*The request:* Lay out the lines of the listing as a numbered list, from the line with "led — [438, 245, 448, 255]" up to and including the line with "series-line — [37, 340, 284, 397]", omitting any blank lines.

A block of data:
============================================================

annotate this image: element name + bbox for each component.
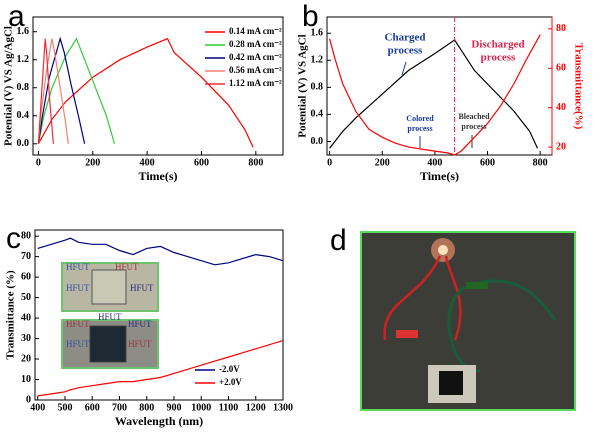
led — [438, 245, 448, 255]
annotation: Bleached — [458, 112, 490, 121]
device-window — [439, 371, 463, 395]
x-tick-label: 500 — [57, 402, 72, 413]
x-tick-label: 600 — [85, 402, 100, 413]
y2-tick-label: 20 — [556, 141, 566, 152]
annotation: process — [481, 52, 516, 64]
y-axis-label: Potential (V) VS Ag/AgCl — [3, 26, 15, 146]
x-tick-label: 1300 — [273, 402, 293, 413]
x-tick-label: 400 — [140, 157, 155, 168]
series-line — [37, 37, 254, 148]
inset-text: HFUT — [66, 319, 90, 329]
x-tick-label: 700 — [112, 402, 127, 413]
series-line — [37, 340, 284, 397]
y-tick-label: 20 — [21, 353, 31, 364]
x-tick-label: 800 — [533, 157, 548, 168]
x-axis-label: Time(s) — [138, 169, 177, 183]
series-line — [37, 37, 116, 144]
clip — [466, 282, 488, 289]
annotation: process — [407, 124, 432, 133]
legend-label: 1.12 mA cm⁻² — [229, 78, 282, 88]
annotation: Discharged — [471, 39, 524, 51]
y2-tick-label: 80 — [556, 23, 566, 34]
x-tick-label: 0 — [36, 157, 41, 168]
series-line — [37, 38, 69, 144]
legend-label: 0.14 mA cm⁻² — [229, 26, 282, 36]
y-tick-label: 0 — [26, 394, 31, 405]
plot-frame — [34, 229, 284, 401]
y-tick-label: 1.2 — [311, 55, 324, 66]
inset-text: HFUT — [115, 262, 139, 272]
y-axis-label: Transmittance (%) — [5, 270, 17, 360]
x-tick-label: 1000 — [191, 402, 211, 413]
panel-label: c — [6, 222, 21, 255]
inset-text: HFUT — [66, 283, 90, 293]
legend-label: -2.0V — [219, 364, 240, 374]
y2-tick-label: 40 — [556, 102, 566, 113]
series-line — [37, 237, 284, 266]
x-tick-label: 800 — [139, 402, 154, 413]
annotation: Colored — [406, 114, 434, 123]
y-tick-label: 0.8 — [311, 82, 324, 93]
y2-axis-label: Transmittance(%) — [572, 43, 584, 130]
x-tick-label: 200 — [375, 157, 390, 168]
x-tick-label: 0 — [327, 157, 332, 168]
y2-tick-label: 60 — [556, 63, 566, 74]
y-tick-label: 30 — [21, 333, 31, 344]
series-line — [329, 34, 541, 156]
inset-text: HFUT — [66, 262, 90, 272]
arrow — [401, 61, 407, 76]
y-tick-label: 0.4 — [17, 110, 30, 121]
series-line — [37, 38, 54, 144]
y-tick-label: 70 — [21, 251, 31, 262]
y-tick-label: 0.8 — [17, 82, 30, 93]
series-line — [37, 36, 86, 144]
x-tick-label: 800 — [248, 157, 263, 168]
inset-text: HFUT — [98, 312, 122, 322]
x-tick-label: 1100 — [219, 402, 238, 413]
x-tick-label: 1200 — [246, 402, 266, 413]
inset-device — [91, 269, 127, 305]
panel-label: d — [330, 224, 347, 257]
inset-text: HFUT — [66, 339, 90, 349]
x-tick-label: 600 — [194, 157, 209, 168]
y-tick-label: 10 — [21, 374, 31, 385]
x-tick-label: 900 — [166, 402, 181, 413]
inset-text: HFUT — [128, 339, 152, 349]
y-tick-label: 0.0 — [311, 136, 324, 147]
y-tick-label: 60 — [21, 271, 31, 282]
x-axis-label: Time(s) — [420, 169, 459, 183]
y-tick-label: 50 — [21, 292, 31, 303]
y-tick-label: 1.6 — [311, 28, 324, 39]
x-tick-label: 400 — [427, 157, 442, 168]
panel-label: b — [302, 0, 319, 33]
annotation: process — [388, 45, 423, 57]
annotation: Charged — [385, 32, 426, 44]
x-axis-label: Wavelength (nm) — [115, 414, 203, 428]
inset-text: HFUT — [128, 319, 152, 329]
photo — [360, 231, 576, 411]
clip — [396, 330, 418, 338]
y-tick-label: 80 — [21, 230, 31, 241]
legend-label: 0.56 mA cm⁻² — [229, 65, 282, 75]
x-tick-label: 600 — [480, 157, 495, 168]
legend-label: 0.42 mA cm⁻² — [229, 52, 282, 62]
y-tick-label: 0.4 — [311, 109, 324, 120]
plot-frame — [32, 16, 284, 156]
y-tick-label: 1.6 — [17, 26, 30, 37]
legend-label: 0.28 mA cm⁻² — [229, 39, 282, 49]
y-axis-label: Potential (V) VS AgCl — [297, 34, 309, 137]
inset-device — [89, 325, 127, 363]
x-tick-label: 200 — [85, 157, 100, 168]
panel-label: a — [8, 0, 25, 33]
inset-text: HFUT — [130, 283, 154, 293]
x-tick-label: 400 — [30, 402, 45, 413]
y-tick-label: 1.2 — [17, 54, 30, 65]
y-tick-label: 0.0 — [17, 138, 30, 149]
y-tick-label: 40 — [21, 312, 31, 323]
annotation: process — [461, 122, 486, 131]
legend-label: +2.0V — [219, 377, 242, 387]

============================================================

*Task solution:*
1. led — [438, 245, 448, 255]
2. annotation: Bleached — [458, 112, 490, 121]
3. device-window — [439, 371, 463, 395]
4. x-tick-label: 500 — [57, 402, 72, 413]
5. x-tick-label: 600 — [85, 402, 100, 413]
6. y2-tick-label: 20 — [556, 141, 566, 152]
7. annotation: process — [481, 52, 516, 64]
8. y-axis-label: Potential (V) VS Ag/AgCl — [3, 26, 15, 146]
9. x-tick-label: 1300 — [273, 402, 293, 413]
10. x-tick-label: 400 — [140, 157, 155, 168]
11. series-line — [37, 37, 254, 148]
12. inset-text: HFUT — [66, 319, 90, 329]
13. x-tick-label: 700 — [112, 402, 127, 413]
14. series-line — [37, 340, 284, 397]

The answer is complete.